Data records:
---*---
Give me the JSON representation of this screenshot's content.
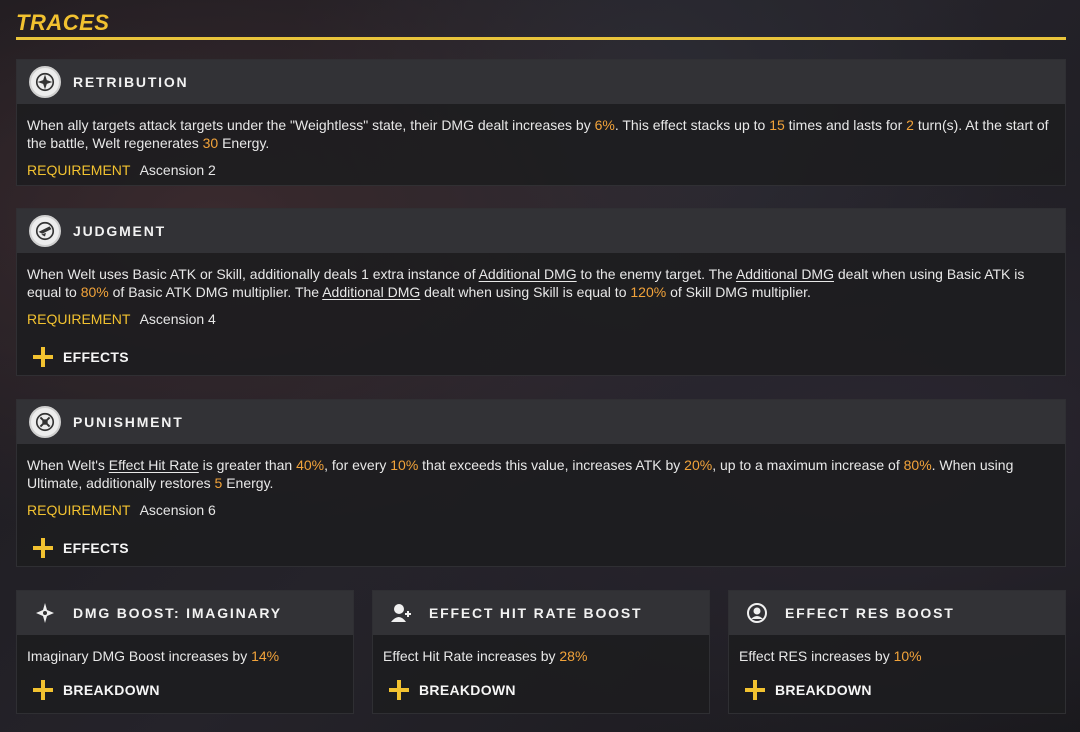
{
  "section": {
    "title": "TRACES"
  },
  "requirement_label": "REQUIREMENT",
  "traces": [
    {
      "icon": "retribution-icon",
      "name": "RETRIBUTION",
      "desc": [
        {
          "t": "When ally targets attack targets under the \"Weightless\" state, their DMG dealt increases by "
        },
        {
          "t": "6%",
          "s": "hl"
        },
        {
          "t": ". This effect stacks up to "
        },
        {
          "t": "15",
          "s": "hl"
        },
        {
          "t": " times and lasts for "
        },
        {
          "t": "2",
          "s": "hl"
        },
        {
          "t": " turn(s). At the start of the battle, Welt regenerates "
        },
        {
          "t": "30",
          "s": "hl"
        },
        {
          "t": " Energy."
        }
      ],
      "requirement": "Ascension 2"
    },
    {
      "icon": "judgment-icon",
      "name": "JUDGMENT",
      "desc": [
        {
          "t": "When Welt uses Basic ATK or Skill, additionally deals 1 extra instance of "
        },
        {
          "t": "Additional DMG",
          "s": "ul"
        },
        {
          "t": " to the enemy target. The "
        },
        {
          "t": "Additional DMG",
          "s": "ul"
        },
        {
          "t": " dealt when using Basic ATK is equal to "
        },
        {
          "t": "80%",
          "s": "hl"
        },
        {
          "t": " of Basic ATK DMG multiplier. The "
        },
        {
          "t": "Additional DMG",
          "s": "ul"
        },
        {
          "t": " dealt when using Skill is equal to "
        },
        {
          "t": "120%",
          "s": "hl"
        },
        {
          "t": " of Skill DMG multiplier."
        }
      ],
      "requirement": "Ascension 4",
      "effects_label": "EFFECTS"
    },
    {
      "icon": "punishment-icon",
      "name": "PUNISHMENT",
      "desc": [
        {
          "t": "When Welt's "
        },
        {
          "t": "Effect Hit Rate",
          "s": "ul"
        },
        {
          "t": " is greater than "
        },
        {
          "t": "40%",
          "s": "hl"
        },
        {
          "t": ", for every "
        },
        {
          "t": "10%",
          "s": "hl"
        },
        {
          "t": " that exceeds this value, increases ATK by "
        },
        {
          "t": "20%",
          "s": "hl"
        },
        {
          "t": ", up to a maximum increase of "
        },
        {
          "t": "80%",
          "s": "hl"
        },
        {
          "t": ". When using Ultimate, additionally restores "
        },
        {
          "t": "5",
          "s": "hl"
        },
        {
          "t": " Energy."
        }
      ],
      "requirement": "Ascension 6",
      "effects_label": "EFFECTS"
    }
  ],
  "stat_boosts": [
    {
      "icon": "imaginary-icon",
      "name": "DMG BOOST: IMAGINARY",
      "text": "Imaginary DMG Boost increases by ",
      "value": "14%",
      "button": "BREAKDOWN"
    },
    {
      "icon": "effect-hit-rate-icon",
      "name": "EFFECT HIT RATE BOOST",
      "text": "Effect Hit Rate increases by ",
      "value": "28%",
      "button": "BREAKDOWN"
    },
    {
      "icon": "effect-res-icon",
      "name": "EFFECT RES BOOST",
      "text": "Effect RES increases by ",
      "value": "10%",
      "button": "BREAKDOWN"
    }
  ],
  "colors": {
    "accent": "#f2c230",
    "highlight": "#f2a33a"
  }
}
---*---
* What is asked: Return from the data every line that holds "multiplier".

* Exercise solution:
          "t": " of Basic ATK DMG multiplier. The "
          "t": " of Skill DMG multiplier."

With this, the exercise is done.